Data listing
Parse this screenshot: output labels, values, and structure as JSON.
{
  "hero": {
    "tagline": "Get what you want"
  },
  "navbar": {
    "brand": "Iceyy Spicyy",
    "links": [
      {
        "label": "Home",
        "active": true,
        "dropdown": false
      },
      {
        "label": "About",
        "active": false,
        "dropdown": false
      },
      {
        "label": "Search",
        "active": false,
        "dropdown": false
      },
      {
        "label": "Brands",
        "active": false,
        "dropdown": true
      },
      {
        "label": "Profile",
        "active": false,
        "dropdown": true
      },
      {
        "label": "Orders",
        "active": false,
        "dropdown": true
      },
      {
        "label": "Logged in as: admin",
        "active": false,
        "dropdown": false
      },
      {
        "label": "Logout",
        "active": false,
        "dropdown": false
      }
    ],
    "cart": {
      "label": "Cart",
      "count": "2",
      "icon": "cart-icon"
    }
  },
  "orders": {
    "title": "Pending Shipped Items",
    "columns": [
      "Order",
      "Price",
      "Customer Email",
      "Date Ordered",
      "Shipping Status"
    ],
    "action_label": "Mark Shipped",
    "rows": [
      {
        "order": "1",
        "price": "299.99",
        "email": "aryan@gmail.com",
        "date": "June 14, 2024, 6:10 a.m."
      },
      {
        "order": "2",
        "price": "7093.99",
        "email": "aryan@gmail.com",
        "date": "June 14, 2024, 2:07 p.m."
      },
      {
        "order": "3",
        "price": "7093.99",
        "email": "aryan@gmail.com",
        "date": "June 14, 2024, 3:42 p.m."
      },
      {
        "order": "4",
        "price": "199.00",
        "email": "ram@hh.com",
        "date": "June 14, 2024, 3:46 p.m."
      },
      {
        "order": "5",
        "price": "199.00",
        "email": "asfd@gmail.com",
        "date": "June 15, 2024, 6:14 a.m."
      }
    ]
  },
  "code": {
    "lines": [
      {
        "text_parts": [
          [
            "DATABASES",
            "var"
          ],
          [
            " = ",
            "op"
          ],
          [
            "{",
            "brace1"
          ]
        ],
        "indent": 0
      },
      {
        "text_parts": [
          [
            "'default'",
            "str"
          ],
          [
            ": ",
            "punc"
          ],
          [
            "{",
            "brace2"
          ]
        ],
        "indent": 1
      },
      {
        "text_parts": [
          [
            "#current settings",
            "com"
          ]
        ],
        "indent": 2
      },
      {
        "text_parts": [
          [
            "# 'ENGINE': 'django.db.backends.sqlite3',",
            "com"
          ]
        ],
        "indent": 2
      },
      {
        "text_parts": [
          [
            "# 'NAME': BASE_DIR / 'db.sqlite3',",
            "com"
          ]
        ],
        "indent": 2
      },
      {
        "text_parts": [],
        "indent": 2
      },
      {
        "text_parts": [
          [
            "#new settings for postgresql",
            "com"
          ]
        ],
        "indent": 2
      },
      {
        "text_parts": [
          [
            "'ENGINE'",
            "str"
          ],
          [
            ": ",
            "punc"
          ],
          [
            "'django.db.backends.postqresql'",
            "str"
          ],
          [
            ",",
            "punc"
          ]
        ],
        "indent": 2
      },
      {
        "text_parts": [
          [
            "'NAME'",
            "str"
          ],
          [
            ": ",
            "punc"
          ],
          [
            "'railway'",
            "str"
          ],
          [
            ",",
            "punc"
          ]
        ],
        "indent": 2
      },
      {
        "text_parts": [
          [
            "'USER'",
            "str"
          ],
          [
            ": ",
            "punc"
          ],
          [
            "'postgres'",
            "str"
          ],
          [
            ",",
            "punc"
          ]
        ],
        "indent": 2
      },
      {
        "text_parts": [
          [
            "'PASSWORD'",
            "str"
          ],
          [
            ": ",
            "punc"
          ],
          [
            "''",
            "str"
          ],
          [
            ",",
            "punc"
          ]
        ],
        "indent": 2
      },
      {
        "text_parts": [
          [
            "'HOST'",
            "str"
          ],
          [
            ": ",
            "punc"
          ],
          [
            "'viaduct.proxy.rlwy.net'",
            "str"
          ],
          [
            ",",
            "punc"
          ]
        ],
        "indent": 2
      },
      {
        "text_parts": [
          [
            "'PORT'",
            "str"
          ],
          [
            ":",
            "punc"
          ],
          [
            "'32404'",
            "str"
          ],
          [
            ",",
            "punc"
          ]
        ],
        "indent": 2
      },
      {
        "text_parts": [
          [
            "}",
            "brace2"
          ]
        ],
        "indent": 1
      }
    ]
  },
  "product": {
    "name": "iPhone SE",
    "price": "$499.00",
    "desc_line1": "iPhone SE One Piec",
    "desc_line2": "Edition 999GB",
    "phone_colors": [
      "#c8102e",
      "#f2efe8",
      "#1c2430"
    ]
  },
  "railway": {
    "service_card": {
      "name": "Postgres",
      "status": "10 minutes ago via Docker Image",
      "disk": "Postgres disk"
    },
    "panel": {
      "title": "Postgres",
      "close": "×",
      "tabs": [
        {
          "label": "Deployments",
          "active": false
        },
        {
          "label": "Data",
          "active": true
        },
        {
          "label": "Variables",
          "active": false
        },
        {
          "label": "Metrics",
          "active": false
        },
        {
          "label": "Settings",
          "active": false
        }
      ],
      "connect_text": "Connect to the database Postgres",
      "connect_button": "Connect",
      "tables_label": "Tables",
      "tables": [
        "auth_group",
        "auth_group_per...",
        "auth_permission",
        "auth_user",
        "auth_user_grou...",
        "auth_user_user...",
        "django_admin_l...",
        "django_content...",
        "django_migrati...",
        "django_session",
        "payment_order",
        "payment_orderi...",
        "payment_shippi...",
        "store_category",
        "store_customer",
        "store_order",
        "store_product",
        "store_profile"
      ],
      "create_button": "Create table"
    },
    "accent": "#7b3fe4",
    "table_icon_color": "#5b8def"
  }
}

§ Directive
Where a line above holds the string "June", show that line.

§ Answer for this exercise
        "date": "June 14, 2024, 6:10 a.m."
        "date": "June 14, 2024, 2:07 p.m."
        "date": "June 14, 2024, 3:42 p.m."
        "date": "June 14, 2024, 3:46 p.m."
        "date": "June 15, 2024, 6:14 a.m."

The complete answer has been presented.